▶ [STATED GOAL 1] Reproduce the rows verbatim, from their very first line down to and including the line that contains "- axes: 0 1000".

▶ [DOCUMENT]
■ ■ ■ ■ ■ ■ ■
Many commuter rail lines in the Northeast are beset with operating deficits, which threaten to shut them down, but they do not yet have the opportunity to be saved by Federal help analogous to the millions of dollars now available to competitors through the Civil Aeronautics Board, the Federal Maritime Administration and the Bureau of Public Roads.
A substantial number of the six commuter railroads in the New York areathe New Haven Railroad, the New York Central, the Erie-Lackawanna, the Long Island Railroad, the Pennsylvania, and the New Jersey Central-are operating under heavy financial deficits. The Long Island Railroad, the biggest rail commuter operation to New York, with approximately 85,000 rush-hour customers, has ended 1964 with a deficit of $2,146,350. The New Haven Railroad's operating cash funds were reduced at the end of 1964 to $6.2 million, a loss of $2.3 million for the year. The trustees of the New Haven Railroad estimate that the operating cash fund will have dwindled to $4.4 millionless than 1 month's payroll-by July of this year.
The critical nature of the New Haven's present situation demands emergency action by both the affected States and the Federal Government. We must face up to two basic facts—No. 1, that the New Haven's cash situation is absolutely critical; and No. 2, that it is possible that the U.S. Federal district court judge now presiding over the New Haven under the Bankruptcy Act, could seek to take action on his own to curtail or discontinue passenger service on the ground of protecting the existing assets for creditors of the bankrupt railroad. The trustees state that the commuter service is responsible for $5.5 million of the overall current deficit in net income of $12 million.
Although the Federal Government has not faced the problem of meeting operating costs of commuter rail services, it has expended millions of dollars in subsidies to other means of transportation. For example, the Civil Aeronautics Board, during the past fiscal year, paid a total subsidy of $84,203,000 for international, local service, trunkline, helicopter, and certain other airline services. As stated in the CAB's September 1964 report on subsidies for U.S. certificated carriers, the airlines "subsidy was paid to maintain needed air services at communities which would otherwise represent loss operations and would be without regular air transportation in the absence of subsidy support." I hope this committee will give serious consideration to section 307 of my bill which would permit a similar program for commuter rail services.
As is well known, the Congress last year enacted the Mass Transportation Act of 1964 which provides authorizations for $375 million for Federal grants and loans available to State and local public bodies for capital investments in facilities and equipment of rapid transportation services. The problem of the Federal Government's role in meeting the operational costs of essential commuter services has, however, not been dealt with.
■ ■ ■ ■ ■ ■ ■
▶ [MATERIAL PROVIDED]
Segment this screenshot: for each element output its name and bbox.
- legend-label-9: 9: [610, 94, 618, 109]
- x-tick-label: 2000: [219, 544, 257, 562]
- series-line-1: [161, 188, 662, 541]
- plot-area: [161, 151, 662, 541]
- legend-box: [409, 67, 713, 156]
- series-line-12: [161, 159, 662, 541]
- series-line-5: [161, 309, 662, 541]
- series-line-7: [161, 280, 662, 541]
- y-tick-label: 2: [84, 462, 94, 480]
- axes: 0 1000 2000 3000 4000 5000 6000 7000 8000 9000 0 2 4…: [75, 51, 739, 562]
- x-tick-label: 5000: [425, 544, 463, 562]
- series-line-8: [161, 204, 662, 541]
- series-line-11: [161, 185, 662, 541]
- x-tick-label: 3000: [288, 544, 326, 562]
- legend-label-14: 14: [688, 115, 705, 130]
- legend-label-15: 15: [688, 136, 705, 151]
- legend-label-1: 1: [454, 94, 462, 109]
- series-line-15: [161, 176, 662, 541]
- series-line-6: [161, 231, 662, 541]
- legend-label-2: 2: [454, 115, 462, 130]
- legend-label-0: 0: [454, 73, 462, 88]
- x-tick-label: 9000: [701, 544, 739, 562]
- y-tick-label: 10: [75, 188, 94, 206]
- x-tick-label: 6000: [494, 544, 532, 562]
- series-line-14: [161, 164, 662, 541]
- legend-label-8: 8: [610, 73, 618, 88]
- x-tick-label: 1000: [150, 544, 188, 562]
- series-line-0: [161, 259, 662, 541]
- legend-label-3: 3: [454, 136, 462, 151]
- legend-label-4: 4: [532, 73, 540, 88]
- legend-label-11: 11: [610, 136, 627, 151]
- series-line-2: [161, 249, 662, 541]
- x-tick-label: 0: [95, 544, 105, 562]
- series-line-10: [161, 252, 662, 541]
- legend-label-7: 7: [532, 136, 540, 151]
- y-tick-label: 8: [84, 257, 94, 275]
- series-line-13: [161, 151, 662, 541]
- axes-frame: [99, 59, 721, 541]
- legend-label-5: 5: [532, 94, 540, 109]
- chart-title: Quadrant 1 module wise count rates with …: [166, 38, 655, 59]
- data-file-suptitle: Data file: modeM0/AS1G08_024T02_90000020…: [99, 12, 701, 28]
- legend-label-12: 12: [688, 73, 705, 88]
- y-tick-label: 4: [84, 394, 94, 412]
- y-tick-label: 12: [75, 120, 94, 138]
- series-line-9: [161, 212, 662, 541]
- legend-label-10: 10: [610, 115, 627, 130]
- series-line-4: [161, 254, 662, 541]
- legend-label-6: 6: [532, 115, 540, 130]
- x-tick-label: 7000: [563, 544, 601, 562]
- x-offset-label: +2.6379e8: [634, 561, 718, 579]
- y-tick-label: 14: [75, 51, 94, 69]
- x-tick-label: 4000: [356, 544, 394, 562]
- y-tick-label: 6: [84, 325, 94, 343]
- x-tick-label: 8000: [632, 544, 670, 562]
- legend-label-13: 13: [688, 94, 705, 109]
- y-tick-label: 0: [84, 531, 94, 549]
■ ■ ■ ■ ■ ■ ■
▶ [STATED GOAL 2] Continue the statement on commuter railroad deficits in the Northeast from the point where it ends.

▶ [EXERCISE RESULT 1]
Segment this screenshot: for each element output its name and bbox.
- legend-label-9: 9: [610, 94, 618, 109]
- x-tick-label: 2000: [219, 544, 257, 562]
- series-line-1: [161, 188, 662, 541]
- plot-area: [161, 151, 662, 541]
- legend-box: [409, 67, 713, 156]
- series-line-12: [161, 159, 662, 541]
- series-line-5: [161, 309, 662, 541]
- series-line-7: [161, 280, 662, 541]
- y-tick-label: 2: [84, 462, 94, 480]
- axes: 0 1000 2000 3000 4000 5000 6000 7000 8000 9000 0 2 4…: [75, 51, 739, 562]

▶ [EXERCISE RESULT 2]
S. 1234, which I introduced on February 23, attempts to deal directly with the critical problems of maintaining commuter rail services. Representative Ogden Reid of New York introduced parallel legislation in the House. This legislation provides the framework of an interstate compact and would create a New York Connecticut Rail Authority which could be organized promptly with the consent of the legislatures of the two States to operate the commuter services. The authority could be expanded to include additional Northeastern States, such as New Jersey, Rhode Island, and Massachusetts, and transit systems within all the participating States. The authority could operate the New Haven's commuter services or a similar line by itself or on a leasing basis and could also administer Federal aid available under the Mass Transportation Act of 1964.
S. 1234 allows the authority to submit to the participating States a request for payment of their shares to be determined under a formula established by
the authority and acceptable to the States. S. 348 assesses the deficit operations of the authority upon the participating States on the basis of a passenger mile ratio for an unlimited period of time.
To overcome any constitutional obstacle which the States might confront in providing for the financing of future debt obligations, S. 1234 expressly requires that the means of payment by the States must be consistent with the States constitution and statutes.
S. 1234 also establishes a new program of Federal-State matching grants to meet the commuter railroad's operating deficits. Section 307 of S. 1234 authorizes the Secretary of Commerce for a 2-year period to pay one-third of any excess of operating costs over revenues which the authority incurred. The participating States would pay the remainder of any operating deficit in an amount dependent on the number of participating States and the agreement among them. In view of extensive CAB subsidies to maintain the operations of airlines, this proposal which establishes a principle of Federal aid for commuter rail deficits does not establish a new precedent for national transportation policy.
S. 1234 would also permit the participating States as well as the Federal Government to guarantee tax-free bonds publicly offered by the authority in an amount of up to $500 million for capital expenditures, including the purchase of new commuter cars. The authority could also lease cars from State and interstate agencies such as the Port of New York Authority and make them available to needy railroads.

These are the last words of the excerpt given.